** Begin Supplied records **
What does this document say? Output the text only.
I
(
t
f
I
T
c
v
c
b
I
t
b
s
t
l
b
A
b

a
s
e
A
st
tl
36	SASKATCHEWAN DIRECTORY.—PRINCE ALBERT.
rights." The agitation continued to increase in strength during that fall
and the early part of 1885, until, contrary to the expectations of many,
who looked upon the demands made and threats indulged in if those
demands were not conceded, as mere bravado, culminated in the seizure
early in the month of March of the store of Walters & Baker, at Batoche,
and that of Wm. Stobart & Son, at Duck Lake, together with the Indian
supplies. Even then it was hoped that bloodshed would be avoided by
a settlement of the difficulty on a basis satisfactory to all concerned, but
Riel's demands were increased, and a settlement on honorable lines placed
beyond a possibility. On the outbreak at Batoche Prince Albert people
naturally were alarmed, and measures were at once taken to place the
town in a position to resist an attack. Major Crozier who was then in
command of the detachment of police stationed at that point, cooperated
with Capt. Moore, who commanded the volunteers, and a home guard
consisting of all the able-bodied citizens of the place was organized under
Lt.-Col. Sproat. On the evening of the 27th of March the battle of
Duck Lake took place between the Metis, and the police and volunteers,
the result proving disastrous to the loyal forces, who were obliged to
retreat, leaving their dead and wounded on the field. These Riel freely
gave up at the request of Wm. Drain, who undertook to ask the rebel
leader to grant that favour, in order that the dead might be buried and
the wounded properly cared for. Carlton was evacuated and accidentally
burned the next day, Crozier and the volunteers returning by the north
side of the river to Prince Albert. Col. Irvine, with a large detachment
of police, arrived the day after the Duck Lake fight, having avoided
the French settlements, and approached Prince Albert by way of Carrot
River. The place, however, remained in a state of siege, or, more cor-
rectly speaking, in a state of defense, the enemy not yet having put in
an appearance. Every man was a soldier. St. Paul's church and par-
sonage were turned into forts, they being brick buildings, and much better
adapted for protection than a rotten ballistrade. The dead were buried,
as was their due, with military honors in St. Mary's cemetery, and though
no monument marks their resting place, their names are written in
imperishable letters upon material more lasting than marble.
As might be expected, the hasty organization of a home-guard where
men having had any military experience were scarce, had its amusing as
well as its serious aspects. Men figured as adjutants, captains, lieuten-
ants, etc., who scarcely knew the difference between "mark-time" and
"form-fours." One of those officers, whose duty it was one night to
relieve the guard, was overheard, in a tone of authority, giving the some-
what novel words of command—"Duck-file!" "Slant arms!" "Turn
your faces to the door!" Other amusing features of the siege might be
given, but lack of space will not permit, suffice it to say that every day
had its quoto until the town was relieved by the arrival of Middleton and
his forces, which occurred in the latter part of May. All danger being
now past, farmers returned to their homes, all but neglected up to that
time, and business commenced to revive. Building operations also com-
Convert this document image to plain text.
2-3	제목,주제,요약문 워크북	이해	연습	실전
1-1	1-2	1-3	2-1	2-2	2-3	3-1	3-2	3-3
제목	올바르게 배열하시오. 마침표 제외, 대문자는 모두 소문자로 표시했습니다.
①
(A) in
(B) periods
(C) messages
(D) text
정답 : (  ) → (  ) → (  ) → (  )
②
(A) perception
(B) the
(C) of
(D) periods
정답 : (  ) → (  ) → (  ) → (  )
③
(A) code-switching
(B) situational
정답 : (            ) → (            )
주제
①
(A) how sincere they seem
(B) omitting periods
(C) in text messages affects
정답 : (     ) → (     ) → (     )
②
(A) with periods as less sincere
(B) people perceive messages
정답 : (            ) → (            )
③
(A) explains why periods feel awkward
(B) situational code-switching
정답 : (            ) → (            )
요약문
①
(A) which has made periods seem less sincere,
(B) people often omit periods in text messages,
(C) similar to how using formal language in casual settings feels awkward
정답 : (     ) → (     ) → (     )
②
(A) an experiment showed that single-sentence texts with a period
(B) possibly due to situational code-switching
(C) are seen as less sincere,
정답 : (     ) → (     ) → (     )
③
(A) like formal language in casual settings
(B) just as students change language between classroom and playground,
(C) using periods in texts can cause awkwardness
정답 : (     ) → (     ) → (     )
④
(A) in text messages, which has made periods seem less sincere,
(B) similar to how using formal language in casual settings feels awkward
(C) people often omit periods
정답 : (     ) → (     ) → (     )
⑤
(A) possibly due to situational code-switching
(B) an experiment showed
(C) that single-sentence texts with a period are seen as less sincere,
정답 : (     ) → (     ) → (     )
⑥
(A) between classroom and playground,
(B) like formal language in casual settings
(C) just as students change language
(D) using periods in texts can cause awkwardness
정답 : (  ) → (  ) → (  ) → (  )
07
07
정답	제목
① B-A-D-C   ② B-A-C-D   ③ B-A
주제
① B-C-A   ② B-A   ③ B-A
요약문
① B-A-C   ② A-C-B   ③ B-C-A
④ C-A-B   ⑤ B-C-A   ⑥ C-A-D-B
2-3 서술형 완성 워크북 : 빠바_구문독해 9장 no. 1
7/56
** End Supplied records **
### Set task
Write down only how many lines in the listing contain the word "than".

### Exercise output
2